(Lines of data)

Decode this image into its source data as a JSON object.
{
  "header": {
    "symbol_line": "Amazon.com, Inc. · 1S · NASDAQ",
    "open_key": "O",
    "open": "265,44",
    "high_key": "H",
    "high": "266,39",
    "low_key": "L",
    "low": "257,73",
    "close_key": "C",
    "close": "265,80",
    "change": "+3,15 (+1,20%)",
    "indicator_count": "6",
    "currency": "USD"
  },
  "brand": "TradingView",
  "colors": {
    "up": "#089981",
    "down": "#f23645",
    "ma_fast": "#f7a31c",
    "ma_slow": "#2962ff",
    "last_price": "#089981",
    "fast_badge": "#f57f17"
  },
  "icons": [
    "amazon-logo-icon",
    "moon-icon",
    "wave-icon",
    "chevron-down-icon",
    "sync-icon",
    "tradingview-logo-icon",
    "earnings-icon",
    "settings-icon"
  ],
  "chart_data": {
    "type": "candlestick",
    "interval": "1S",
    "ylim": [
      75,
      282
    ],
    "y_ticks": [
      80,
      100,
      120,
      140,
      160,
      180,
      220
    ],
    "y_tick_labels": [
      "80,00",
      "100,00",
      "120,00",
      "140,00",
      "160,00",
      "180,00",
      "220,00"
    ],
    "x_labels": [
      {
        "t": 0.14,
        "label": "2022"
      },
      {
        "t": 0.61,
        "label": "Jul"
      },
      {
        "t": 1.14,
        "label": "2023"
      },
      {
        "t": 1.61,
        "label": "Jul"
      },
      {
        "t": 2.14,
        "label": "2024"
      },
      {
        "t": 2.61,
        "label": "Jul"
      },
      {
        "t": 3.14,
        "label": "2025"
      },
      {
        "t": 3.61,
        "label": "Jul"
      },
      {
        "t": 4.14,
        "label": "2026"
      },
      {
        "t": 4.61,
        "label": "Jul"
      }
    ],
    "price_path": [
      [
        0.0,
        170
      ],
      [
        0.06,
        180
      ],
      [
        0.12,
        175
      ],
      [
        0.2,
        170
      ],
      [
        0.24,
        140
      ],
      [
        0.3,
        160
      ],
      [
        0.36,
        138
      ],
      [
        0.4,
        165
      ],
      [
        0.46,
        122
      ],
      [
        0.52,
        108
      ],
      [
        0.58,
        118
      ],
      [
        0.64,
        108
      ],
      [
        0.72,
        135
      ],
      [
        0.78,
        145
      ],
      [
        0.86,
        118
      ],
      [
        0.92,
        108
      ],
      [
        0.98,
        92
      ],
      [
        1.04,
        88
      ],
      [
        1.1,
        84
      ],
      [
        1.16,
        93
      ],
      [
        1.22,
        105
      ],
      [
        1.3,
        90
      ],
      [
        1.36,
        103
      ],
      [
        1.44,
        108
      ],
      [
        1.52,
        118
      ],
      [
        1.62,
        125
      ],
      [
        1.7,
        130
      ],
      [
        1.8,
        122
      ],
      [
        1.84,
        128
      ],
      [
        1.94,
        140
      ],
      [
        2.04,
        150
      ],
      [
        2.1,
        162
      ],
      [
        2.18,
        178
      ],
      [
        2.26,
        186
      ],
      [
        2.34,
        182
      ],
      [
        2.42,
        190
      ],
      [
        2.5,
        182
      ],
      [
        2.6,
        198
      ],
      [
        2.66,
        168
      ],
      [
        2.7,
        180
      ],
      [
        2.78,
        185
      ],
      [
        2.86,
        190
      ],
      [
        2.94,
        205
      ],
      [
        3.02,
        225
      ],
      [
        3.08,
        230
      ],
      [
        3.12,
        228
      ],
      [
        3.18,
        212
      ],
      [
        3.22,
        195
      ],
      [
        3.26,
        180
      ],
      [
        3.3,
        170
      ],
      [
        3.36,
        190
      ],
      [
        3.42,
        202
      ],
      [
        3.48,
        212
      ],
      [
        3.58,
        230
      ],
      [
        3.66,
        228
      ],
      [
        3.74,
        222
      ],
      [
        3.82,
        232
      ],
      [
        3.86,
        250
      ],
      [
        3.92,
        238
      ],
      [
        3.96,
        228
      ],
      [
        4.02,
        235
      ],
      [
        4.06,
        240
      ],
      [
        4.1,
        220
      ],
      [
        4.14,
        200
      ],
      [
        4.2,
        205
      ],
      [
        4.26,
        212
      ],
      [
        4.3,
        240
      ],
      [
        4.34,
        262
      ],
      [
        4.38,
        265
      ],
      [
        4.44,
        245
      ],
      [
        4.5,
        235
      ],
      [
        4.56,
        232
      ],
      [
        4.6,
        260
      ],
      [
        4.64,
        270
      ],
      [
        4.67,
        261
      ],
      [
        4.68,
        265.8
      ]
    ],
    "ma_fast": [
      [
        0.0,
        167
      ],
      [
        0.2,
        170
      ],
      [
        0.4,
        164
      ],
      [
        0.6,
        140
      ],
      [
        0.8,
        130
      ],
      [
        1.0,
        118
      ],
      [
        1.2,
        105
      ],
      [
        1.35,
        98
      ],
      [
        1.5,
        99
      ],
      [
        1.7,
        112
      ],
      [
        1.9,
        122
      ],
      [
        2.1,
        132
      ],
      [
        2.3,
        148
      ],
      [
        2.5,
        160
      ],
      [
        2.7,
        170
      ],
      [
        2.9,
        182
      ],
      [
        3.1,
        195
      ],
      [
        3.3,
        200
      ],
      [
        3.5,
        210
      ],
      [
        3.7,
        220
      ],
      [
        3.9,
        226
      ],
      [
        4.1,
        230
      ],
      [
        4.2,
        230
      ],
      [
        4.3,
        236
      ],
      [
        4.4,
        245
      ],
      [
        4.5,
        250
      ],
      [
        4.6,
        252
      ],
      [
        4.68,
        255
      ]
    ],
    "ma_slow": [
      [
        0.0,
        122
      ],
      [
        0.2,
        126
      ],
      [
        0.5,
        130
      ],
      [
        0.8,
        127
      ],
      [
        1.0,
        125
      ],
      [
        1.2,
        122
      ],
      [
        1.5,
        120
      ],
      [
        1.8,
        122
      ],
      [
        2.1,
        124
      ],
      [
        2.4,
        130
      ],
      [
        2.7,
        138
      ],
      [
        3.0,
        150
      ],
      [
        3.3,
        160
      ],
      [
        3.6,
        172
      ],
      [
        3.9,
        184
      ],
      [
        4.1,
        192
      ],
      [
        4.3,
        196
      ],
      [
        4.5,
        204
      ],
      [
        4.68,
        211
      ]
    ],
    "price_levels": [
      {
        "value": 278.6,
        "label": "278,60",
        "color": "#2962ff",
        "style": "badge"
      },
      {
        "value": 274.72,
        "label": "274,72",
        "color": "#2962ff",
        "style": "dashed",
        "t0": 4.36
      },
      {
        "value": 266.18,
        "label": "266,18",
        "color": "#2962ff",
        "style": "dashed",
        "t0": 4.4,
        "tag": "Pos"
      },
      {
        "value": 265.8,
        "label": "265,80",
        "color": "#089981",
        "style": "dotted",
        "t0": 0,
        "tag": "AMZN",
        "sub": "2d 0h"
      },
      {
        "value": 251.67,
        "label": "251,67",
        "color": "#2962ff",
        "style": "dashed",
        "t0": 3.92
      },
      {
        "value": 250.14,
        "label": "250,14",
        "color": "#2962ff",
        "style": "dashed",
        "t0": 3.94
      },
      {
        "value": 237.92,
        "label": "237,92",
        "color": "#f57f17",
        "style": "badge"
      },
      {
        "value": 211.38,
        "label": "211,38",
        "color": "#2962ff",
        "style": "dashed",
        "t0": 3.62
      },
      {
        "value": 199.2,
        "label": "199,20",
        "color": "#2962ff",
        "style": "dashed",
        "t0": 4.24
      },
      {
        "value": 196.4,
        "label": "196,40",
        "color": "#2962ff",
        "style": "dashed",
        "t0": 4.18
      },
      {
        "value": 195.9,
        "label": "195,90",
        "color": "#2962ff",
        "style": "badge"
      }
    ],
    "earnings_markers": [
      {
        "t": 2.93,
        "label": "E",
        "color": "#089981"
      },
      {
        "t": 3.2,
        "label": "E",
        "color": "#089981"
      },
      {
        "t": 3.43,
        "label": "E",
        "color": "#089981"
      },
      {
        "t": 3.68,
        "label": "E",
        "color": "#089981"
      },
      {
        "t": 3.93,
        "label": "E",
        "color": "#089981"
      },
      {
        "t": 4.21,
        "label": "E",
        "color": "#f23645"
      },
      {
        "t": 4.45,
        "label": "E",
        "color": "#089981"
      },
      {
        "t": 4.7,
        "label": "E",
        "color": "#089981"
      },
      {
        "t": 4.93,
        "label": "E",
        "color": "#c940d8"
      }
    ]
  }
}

Stated problem: Pick out the lines containing the string "value".

Expected output:
        "value": 278.6,
        "value": 274.72,
        "value": 266.18,
        "value": 265.8,
        "value": 251.67,
        "value": 250.14,
        "value": 237.92,
        "value": 211.38,
        "value": 199.2,
        "value": 196.4,
        "value": 195.9,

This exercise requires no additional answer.